Begin

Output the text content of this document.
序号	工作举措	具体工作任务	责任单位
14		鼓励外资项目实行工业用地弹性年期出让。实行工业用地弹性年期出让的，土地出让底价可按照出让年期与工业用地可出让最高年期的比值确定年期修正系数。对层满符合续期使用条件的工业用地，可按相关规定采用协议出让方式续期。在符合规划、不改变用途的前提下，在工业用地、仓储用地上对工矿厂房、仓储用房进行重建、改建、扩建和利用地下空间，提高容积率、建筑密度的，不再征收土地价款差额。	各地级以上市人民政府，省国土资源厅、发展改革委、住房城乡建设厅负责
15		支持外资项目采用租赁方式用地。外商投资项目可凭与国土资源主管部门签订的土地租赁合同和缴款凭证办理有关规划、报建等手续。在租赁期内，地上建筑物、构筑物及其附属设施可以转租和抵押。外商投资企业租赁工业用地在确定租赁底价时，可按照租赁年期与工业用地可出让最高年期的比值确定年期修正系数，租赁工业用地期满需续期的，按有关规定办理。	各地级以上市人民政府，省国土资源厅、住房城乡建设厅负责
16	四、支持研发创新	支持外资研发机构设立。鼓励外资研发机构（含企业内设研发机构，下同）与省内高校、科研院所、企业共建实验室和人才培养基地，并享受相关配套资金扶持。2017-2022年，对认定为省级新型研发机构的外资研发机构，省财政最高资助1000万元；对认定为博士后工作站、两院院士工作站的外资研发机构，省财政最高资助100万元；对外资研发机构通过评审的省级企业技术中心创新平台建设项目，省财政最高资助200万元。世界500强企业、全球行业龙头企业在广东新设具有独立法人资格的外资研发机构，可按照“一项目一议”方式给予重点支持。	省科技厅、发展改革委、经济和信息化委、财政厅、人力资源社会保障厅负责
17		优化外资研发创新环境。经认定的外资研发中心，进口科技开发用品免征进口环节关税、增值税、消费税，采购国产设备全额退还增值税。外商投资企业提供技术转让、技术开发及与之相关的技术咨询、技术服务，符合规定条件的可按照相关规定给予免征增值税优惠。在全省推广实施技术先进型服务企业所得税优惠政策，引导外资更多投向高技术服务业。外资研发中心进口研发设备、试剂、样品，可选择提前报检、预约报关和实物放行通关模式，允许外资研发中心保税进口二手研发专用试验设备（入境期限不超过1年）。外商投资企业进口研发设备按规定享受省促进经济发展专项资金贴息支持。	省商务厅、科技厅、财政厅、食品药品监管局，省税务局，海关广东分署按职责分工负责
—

End

EXERCISE DESCRIPTION → Extract all the material, leaving every line as it is.

TASK RESULT →
Output the text content of this document.
序号	工作举措	具体工作任务	责任单位
14		鼓励外资项目实行工业用地弹性年期出让。实行工业用地弹性年期出让的，土地出让底价可按照出让年期与工业用地可出让最高年期的比值确定年期修正系数。对层满符合续期使用条件的工业用地，可按相关规定采用协议出让方式续期。在符合规划、不改变用途的前提下，在工业用地、仓储用地上对工矿厂房、仓储用房进行重建、改建、扩建和利用地下空间，提高容积率、建筑密度的，不再征收土地价款差额。	各地级以上市人民政府，省国土资源厅、发展改革委、住房城乡建设厅负责
15		支持外资项目采用租赁方式用地。外商投资项目可凭与国土资源主管部门签订的土地租赁合同和缴款凭证办理有关规划、报建等手续。在租赁期内，地上建筑物、构筑物及其附属设施可以转租和抵押。外商投资企业租赁工业用地在确定租赁底价时，可按照租赁年期与工业用地可出让最高年期的比值确定年期修正系数，租赁工业用地期满需续期的，按有关规定办理。	各地级以上市人民政府，省国土资源厅、住房城乡建设厅负责
16	四、支持研发创新	支持外资研发机构设立。鼓励外资研发机构（含企业内设研发机构，下同）与省内高校、科研院所、企业共建实验室和人才培养基地，并享受相关配套资金扶持。2017-2022年，对认定为省级新型研发机构的外资研发机构，省财政最高资助1000万元；对认定为博士后工作站、两院院士工作站的外资研发机构，省财政最高资助100万元；对外资研发机构通过评审的省级企业技术中心创新平台建设项目，省财政最高资助200万元。世界500强企业、全球行业龙头企业在广东新设具有独立法人资格的外资研发机构，可按照“一项目一议”方式给予重点支持。	省科技厅、发展改革委、经济和信息化委、财政厅、人力资源社会保障厅负责
17		优化外资研发创新环境。经认定的外资研发中心，进口科技开发用品免征进口环节关税、增值税、消费税，采购国产设备全额退还增值税。外商投资企业提供技术转让、技术开发及与之相关的技术咨询、技术服务，符合规定条件的可按照相关规定给予免征增值税优惠。在全省推广实施技术先进型服务企业所得税优惠政策，引导外资更多投向高技术服务业。外资研发中心进口研发设备、试剂、样品，可选择提前报检、预约报关和实物放行通关模式，允许外资研发中心保税进口二手研发专用试验设备（入境期限不超过1年）。外商投资企业进口研发设备按规定享受省促进经济发展专项资金贴息支持。	省商务厅、科技厅、财政厅、食品药品监管局，省税务局，海关广东分署按职责分工负责
—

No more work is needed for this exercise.